→ **What you are asked to do**
Word for word, restate every line of the material.

→ **The data**
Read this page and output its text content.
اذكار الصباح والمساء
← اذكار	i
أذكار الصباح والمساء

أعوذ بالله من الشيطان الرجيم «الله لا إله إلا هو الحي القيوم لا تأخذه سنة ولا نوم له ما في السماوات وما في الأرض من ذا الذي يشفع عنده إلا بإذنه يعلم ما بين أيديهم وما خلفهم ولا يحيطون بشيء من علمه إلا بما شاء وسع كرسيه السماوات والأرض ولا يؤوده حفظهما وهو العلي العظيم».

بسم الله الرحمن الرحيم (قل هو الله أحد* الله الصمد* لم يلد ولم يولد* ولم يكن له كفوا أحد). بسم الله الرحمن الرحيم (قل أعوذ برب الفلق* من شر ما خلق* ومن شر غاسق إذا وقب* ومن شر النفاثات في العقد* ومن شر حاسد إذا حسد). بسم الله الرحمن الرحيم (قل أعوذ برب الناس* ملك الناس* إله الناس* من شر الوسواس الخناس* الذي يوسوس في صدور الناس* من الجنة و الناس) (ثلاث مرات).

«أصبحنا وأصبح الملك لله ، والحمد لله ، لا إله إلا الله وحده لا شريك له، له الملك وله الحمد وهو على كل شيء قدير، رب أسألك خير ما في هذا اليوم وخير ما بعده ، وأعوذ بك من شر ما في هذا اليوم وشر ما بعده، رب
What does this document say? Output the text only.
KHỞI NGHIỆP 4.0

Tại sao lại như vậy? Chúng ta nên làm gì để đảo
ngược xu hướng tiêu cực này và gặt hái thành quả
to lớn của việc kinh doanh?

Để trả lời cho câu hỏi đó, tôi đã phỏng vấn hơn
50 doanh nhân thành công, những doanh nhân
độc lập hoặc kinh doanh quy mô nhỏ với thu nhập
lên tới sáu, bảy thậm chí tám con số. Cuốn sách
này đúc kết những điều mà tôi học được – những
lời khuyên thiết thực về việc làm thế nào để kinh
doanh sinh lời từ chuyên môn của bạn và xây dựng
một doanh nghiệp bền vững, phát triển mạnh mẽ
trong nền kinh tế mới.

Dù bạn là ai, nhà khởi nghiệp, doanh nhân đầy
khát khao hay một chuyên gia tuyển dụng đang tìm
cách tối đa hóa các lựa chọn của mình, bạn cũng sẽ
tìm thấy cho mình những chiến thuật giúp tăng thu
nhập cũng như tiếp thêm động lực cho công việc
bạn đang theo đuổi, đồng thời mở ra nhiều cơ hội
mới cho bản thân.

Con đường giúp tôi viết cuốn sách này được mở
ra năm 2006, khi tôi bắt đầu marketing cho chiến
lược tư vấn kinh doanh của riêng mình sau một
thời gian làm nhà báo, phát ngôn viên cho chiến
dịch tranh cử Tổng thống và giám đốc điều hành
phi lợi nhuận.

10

→ **Result for this task**
Read this page and output its text content.
اذكار الصباح والمساء
← اذكار	i
أذكار الصباح والمساء

أعوذ بالله من الشيطان الرجيم «الله لا إله إلا هو الحي القيوم لا تأخذه سنة ولا نوم له ما في السماوات وما في الأرض من ذا الذي يشفع عنده إلا بإذنه يعلم ما بين أيديهم وما خلفهم ولا يحيطون بشيء من علمه إلا بما شاء وسع كرسيه السماوات والأرض ولا يؤوده حفظهما وهو العلي العظيم».

بسم الله الرحمن الرحيم (قل هو الله أحد* الله الصمد* لم يلد ولم يولد* ولم يكن له كفوا أحد). بسم الله الرحمن الرحيم (قل أعوذ برب الفلق* من شر ما خلق* ومن شر غاسق إذا وقب* ومن شر النفاثات في العقد* ومن شر حاسد إذا حسد). بسم الله الرحمن الرحيم (قل أعوذ برب الناس* ملك الناس* إله الناس* من شر الوسواس الخناس* الذي يوسوس في صدور الناس* من الجنة و الناس) (ثلاث مرات).

«أصبحنا وأصبح الملك لله ، والحمد لله ، لا إله إلا الله وحده لا شريك له، له الملك وله الحمد وهو على كل شيء قدير، رب أسألك خير ما في هذا اليوم وخير ما بعده ، وأعوذ بك من شر ما في هذا اليوم وشر ما بعده، رب
What does this document say? Output the text only.
KHỞI NGHIỆP 4.0

Tại sao lại như vậy? Chúng ta nên làm gì để đảo
ngược xu hướng tiêu cực này và gặt hái thành quả
to lớn của việc kinh doanh?

Để trả lời cho câu hỏi đó, tôi đã phỏng vấn hơn
50 doanh nhân thành công, những doanh nhân
độc lập hoặc kinh doanh quy mô nhỏ với thu nhập
lên tới sáu, bảy thậm chí tám con số. Cuốn sách
này đúc kết những điều mà tôi học được – những
lời khuyên thiết thực về việc làm thế nào để kinh
doanh sinh lời từ chuyên môn của bạn và xây dựng
một doanh nghiệp bền vững, phát triển mạnh mẽ
trong nền kinh tế mới.

Dù bạn là ai, nhà khởi nghiệp, doanh nhân đầy
khát khao hay một chuyên gia tuyển dụng đang tìm
cách tối đa hóa các lựa chọn của mình, bạn cũng sẽ
tìm thấy cho mình những chiến thuật giúp tăng thu
nhập cũng như tiếp thêm động lực cho công việc
bạn đang theo đuổi, đồng thời mở ra nhiều cơ hội
mới cho bản thân.

Con đường giúp tôi viết cuốn sách này được mở
ra năm 2006, khi tôi bắt đầu marketing cho chiến
lược tư vấn kinh doanh của riêng mình sau một
thời gian làm nhà báo, phát ngôn viên cho chiến
dịch tranh cử Tổng thống và giám đốc điều hành
phi lợi nhuận.

10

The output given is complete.